*LISTED ENTRIES:*
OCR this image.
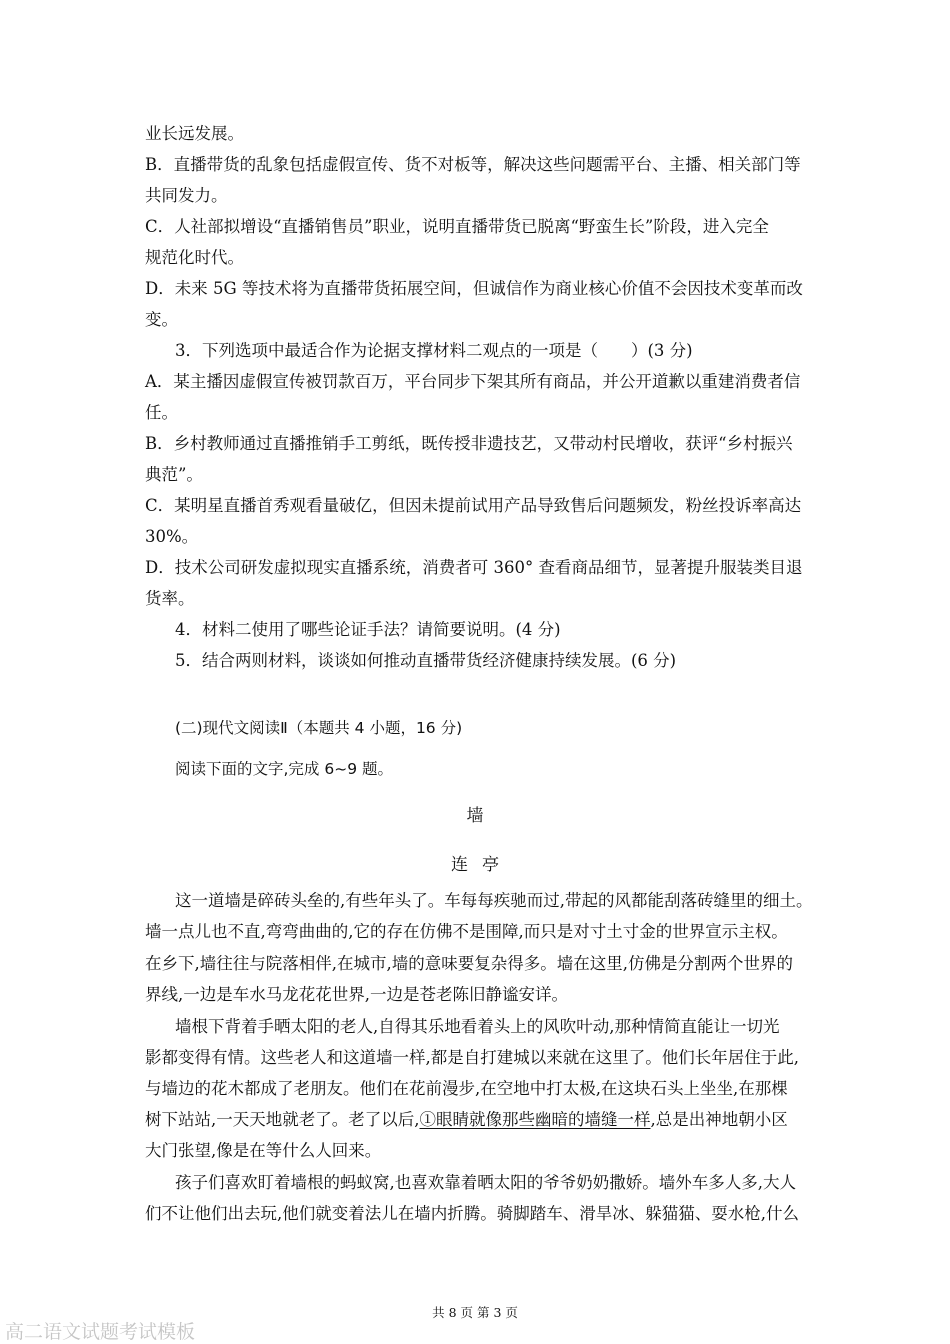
业长远发展。
B．直播带货的乱象包括虚假宣传、货不对板等，解决这些问题需平台、主播、相关部门等
共同发力。
C．人社部拟增设“直播销售员”职业，说明直播带货已脱离“野蛮生长”阶段，进入完全
规范化时代。
D．未来 5G 等技术将为直播带货拓展空间，但诚信作为商业核心价值不会因技术变革而改
变。
3．下列选项中最适合作为论据支撑材料二观点的一项是（　　）(3 分)
A．某主播因虚假宣传被罚款百万，平台同步下架其所有商品，并公开道歉以重建消费者信
任。
B．乡村教师通过直播推销手工剪纸，既传授非遗技艺，又带动村民增收，获评“乡村振兴
典范”。
C．某明星直播首秀观看量破亿，但因未提前试用产品导致售后问题频发，粉丝投诉率高达
30%。
D．技术公司研发虚拟现实直播系统，消费者可 360° 查看商品细节，显著提升服装类目退
货率。
4．材料二使用了哪些论证手法？请简要说明。(4 分)
5．结合两则材料，谈谈如何推动直播带货经济健康持续发展。(6 分)
(二)现代文阅读Ⅱ（本题共 4 小题，16 分)
阅读下面的文字,完成 6~9 题。
墙
连亭
这一道墙是碎砖头垒的,有些年头了。车每每疾驰而过,带起的风都能刮落砖缝里的细土。
墙一点儿也不直,弯弯曲曲的,它的存在仿佛不是围障,而只是对寸土寸金的世界宣示主权。
在乡下,墙往往与院落相伴,在城市,墙的意味要复杂得多。墙在这里,仿佛是分割两个世界的
界线,一边是车水马龙花花世界,一边是苍老陈旧静谧安详。
墙根下背着手晒太阳的老人,自得其乐地看着头上的风吹叶动,那种情简直能让一切光
影都变得有情。这些老人和这道墙一样,都是自打建城以来就在这里了。他们长年居住于此,
与墙边的花木都成了老朋友。他们在花前漫步,在空地中打太极,在这块石头上坐坐,在那棵
树下站站,一天天地就老了。老了以后,①眼睛就像那些幽暗的墙缝一样,总是出神地朝小区
大门张望,像是在等什么人回来。
孩子们喜欢盯着墙根的蚂蚁窝,也喜欢靠着晒太阳的爷爷奶奶撒娇。墙外车多人多,大人
们不让他们出去玩,他们就变着法儿在墙内折腾。骑脚踏车、滑旱冰、躲猫猫、耍水枪,什么
共 8 页 第 3 页
高二语文试题考试模板
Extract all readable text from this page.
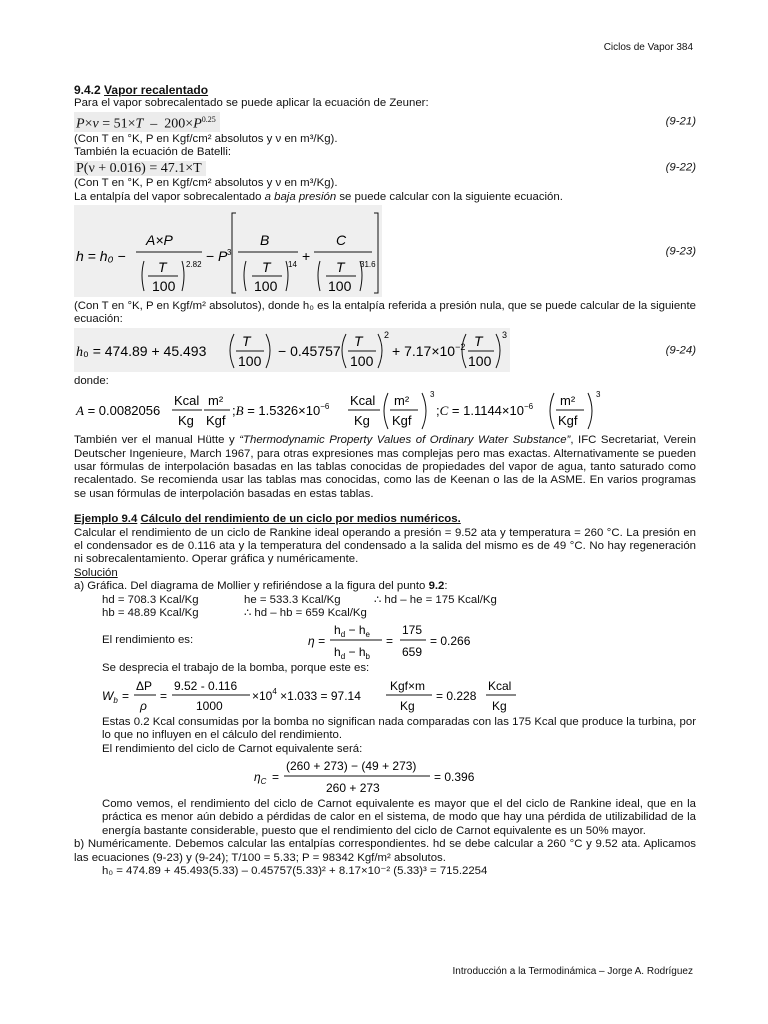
Ciclos de Vapor 384

9.4.2 Vapor recalentado

Para el vapor sobrecalentado se puede aplicar la ecuación de Zeuner:

$P\times v = 51\times T - 200\times P^{0.25}$	(9-21)

(Con T en °K, P en Kgf/cm² absolutos y ν en m³/Kg).

También la ecuación de Batelli:

P(ν + 0.016) = 47.1×T	(9-22)

(Con T en °K, P en Kgf/cm² absolutos y ν en m³/Kg).

La entalpía del vapor sobrecalentado a baja presión se puede calcular con la siguiente ecuación.

h = h₀ −
A×P
T
100
2.82
− P 3
B
T
100
14
+
C
T
100
31.6
(9-23)

(Con T en °K, P en Kgf/m² absolutos), donde h₀ es la entalpía referida a presión nula, que se puede calcular de la siguiente ecuación:

h₀ = 474.89 + 45.493
T
100
− 0.45757
T
100
2
+ $7.17\times 10^{-2}$ T
100
3
(9-24)

donde:

A = 0.0082056
Kcal
Kg
m²
Kgf
;B = $1.5326\times 10^{-6}$ Kcal
Kg
m²
Kgf
3
;C = $1.1144\times 10^{-6}$ m²
Kgf
3

También ver el manual Hütte y “Thermodynamic Property Values of Ordinary Water Substance”, IFC Secretariat, Verein Deutscher Ingenieure, March 1967, para otras expresiones mas complejas pero mas exactas. Alternativamente se pueden usar fórmulas de interpolación basadas en las tablas conocidas de propiedades del vapor de agua, tanto saturado como recalentado. Se recomienda usar las tablas mas conocidas, como las de Keenan o las de la ASME. En varios programas se usan fórmulas de interpolación basadas en estas tablas.

Ejemplo 9.4 Cálculo del rendimiento de un ciclo por medios numéricos.

Calcular el rendimiento de un ciclo de Rankine ideal operando a presión = 9.52 ata y temperatura = 260 °C. La presión en el condensador es de 0.116 ata y la temperatura del condensado a la salida del mismo es de 49 °C. No hay regeneración ni sobrecalentamiento. Operar gráfica y numéricamente.

Solución

a) Gráfica. Del diagrama de Mollier y refiriéndose a la figura del punto 9.2:

hd = 708.3 Kcal/Kg	he = 533.3 Kcal/Kg	∴ hd – he = 175 Kcal/Kg
hb = 48.89 Kcal/Kg	∴ hd – hb = 659 Kcal/Kg
El rendimiento es:	η =
$h_d - h_e$
$h_d - h_b$
=
175
659
= 0.266

Se desprecia el trabajo de la bomba, porque este es:

$W_b$ =
ΔP
ρ
=
9.52 - 0.116
1000
$\times 10^4 \times 1.033 = 97.14$
Kgf×m
Kg
= 0.228
Kcal
Kg

Estas 0.2 Kcal consumidas por la bomba no significan nada comparadas con las 175 Kcal que produce la turbina, por lo que no influyen en el cálculo del rendimiento.

El rendimiento del ciclo de Carnot equivalente será:

$\eta_C$ =
(260 + 273) − (49 + 273)
260 + 273
= 0.396

Como vemos, el rendimiento del ciclo de Carnot equivalente es mayor que el del ciclo de Rankine ideal, que en la práctica es menor aún debido a pérdidas de calor en el sistema, de modo que hay una pérdida de utilizabilidad de la energía bastante considerable, puesto que el rendimiento del ciclo de Carnot equivalente es un 50% mayor.

b) Numéricamente. Debemos calcular las entalpías correspondientes. hd se debe calcular a 260 °C y 9.52 ata. Aplicamos las ecuaciones (9-23) y (9-24); T/100 = 5.33; P = 98342 Kgf/m² absolutos.

h₀ = 474.89 + 45.493(5.33) – 0.45757(5.33)² + 8.17×10⁻² (5.33)³ = 715.2254

Introducción a la Termodinámica – Jorge A. Rodríguez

*THE EXERCISE:* In the entries above, find each line with the string "equivalente" and copy it.

*FULL SOLUTION:*
El rendimiento del ciclo de Carnot equivalente será:
Como vemos, el rendimiento del ciclo de Carnot equivalente es mayor que el del ciclo de Rankine ideal, que en la práctica es menor aún debido a pérdidas de calor en el sistema, de modo que hay una pérdida de utilizabilidad de la energía bastante considerable, puesto que el rendimiento del ciclo de Carnot equivalente es un 50% mayor.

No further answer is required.